* **Stated goal**
Reproduce the records below exactly, leaving out any pictures.

* **Entries**
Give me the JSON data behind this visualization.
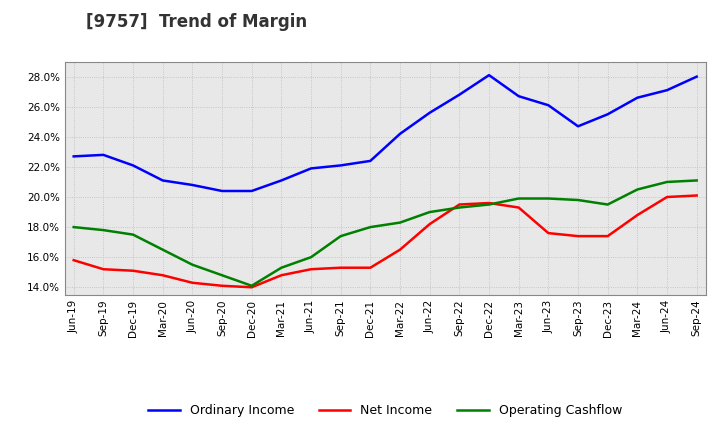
{
  "title": "[9757]  Trend of Margin",
  "x_labels": [
    "Jun-19",
    "Sep-19",
    "Dec-19",
    "Mar-20",
    "Jun-20",
    "Sep-20",
    "Dec-20",
    "Mar-21",
    "Jun-21",
    "Sep-21",
    "Dec-21",
    "Mar-22",
    "Jun-22",
    "Sep-22",
    "Dec-22",
    "Mar-23",
    "Jun-23",
    "Sep-23",
    "Dec-23",
    "Mar-24",
    "Jun-24",
    "Sep-24"
  ],
  "ordinary_income": [
    22.7,
    22.8,
    22.1,
    21.1,
    20.8,
    20.4,
    20.4,
    21.1,
    21.9,
    22.1,
    22.4,
    24.2,
    25.6,
    26.8,
    28.1,
    26.7,
    26.1,
    24.7,
    25.5,
    26.6,
    27.1,
    28.0
  ],
  "net_income": [
    15.8,
    15.2,
    15.1,
    14.8,
    14.3,
    14.1,
    14.0,
    14.8,
    15.2,
    15.3,
    15.3,
    16.5,
    18.2,
    19.5,
    19.6,
    19.3,
    17.6,
    17.4,
    17.4,
    18.8,
    20.0,
    20.1
  ],
  "operating_cashflow": [
    18.0,
    17.8,
    17.5,
    16.5,
    15.5,
    14.8,
    14.1,
    15.3,
    16.0,
    17.4,
    18.0,
    18.3,
    19.0,
    19.3,
    19.5,
    19.9,
    19.9,
    19.8,
    19.5,
    20.5,
    21.0,
    21.1
  ],
  "color_ordinary": "#0000FF",
  "color_net": "#FF0000",
  "color_cashflow": "#008000",
  "ylim_min": 13.5,
  "ylim_max": 29.0,
  "yticks": [
    14.0,
    16.0,
    18.0,
    20.0,
    22.0,
    24.0,
    26.0,
    28.0
  ],
  "background_color": "#FFFFFF",
  "plot_bg_color": "#E8E8E8",
  "grid_color": "#BBBBBB",
  "title_fontsize": 12,
  "axis_fontsize": 7.5,
  "legend_fontsize": 9
}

* **Written response**
Give me the JSON data behind this visualization.
{
  "title": "[9757]  Trend of Margin",
  "x_labels": [
    "Jun-19",
    "Sep-19",
    "Dec-19",
    "Mar-20",
    "Jun-20",
    "Sep-20",
    "Dec-20",
    "Mar-21",
    "Jun-21",
    "Sep-21",
    "Dec-21",
    "Mar-22",
    "Jun-22",
    "Sep-22",
    "Dec-22",
    "Mar-23",
    "Jun-23",
    "Sep-23",
    "Dec-23",
    "Mar-24",
    "Jun-24",
    "Sep-24"
  ],
  "ordinary_income": [
    22.7,
    22.8,
    22.1,
    21.1,
    20.8,
    20.4,
    20.4,
    21.1,
    21.9,
    22.1,
    22.4,
    24.2,
    25.6,
    26.8,
    28.1,
    26.7,
    26.1,
    24.7,
    25.5,
    26.6,
    27.1,
    28.0
  ],
  "net_income": [
    15.8,
    15.2,
    15.1,
    14.8,
    14.3,
    14.1,
    14.0,
    14.8,
    15.2,
    15.3,
    15.3,
    16.5,
    18.2,
    19.5,
    19.6,
    19.3,
    17.6,
    17.4,
    17.4,
    18.8,
    20.0,
    20.1
  ],
  "operating_cashflow": [
    18.0,
    17.8,
    17.5,
    16.5,
    15.5,
    14.8,
    14.1,
    15.3,
    16.0,
    17.4,
    18.0,
    18.3,
    19.0,
    19.3,
    19.5,
    19.9,
    19.9,
    19.8,
    19.5,
    20.5,
    21.0,
    21.1
  ],
  "color_ordinary": "#0000FF",
  "color_net": "#FF0000",
  "color_cashflow": "#008000",
  "ylim_min": 13.5,
  "ylim_max": 29.0,
  "yticks": [
    14.0,
    16.0,
    18.0,
    20.0,
    22.0,
    24.0,
    26.0,
    28.0
  ],
  "background_color": "#FFFFFF",
  "plot_bg_color": "#E8E8E8",
  "grid_color": "#BBBBBB",
  "title_fontsize": 12,
  "axis_fontsize": 7.5,
  "legend_fontsize": 9
}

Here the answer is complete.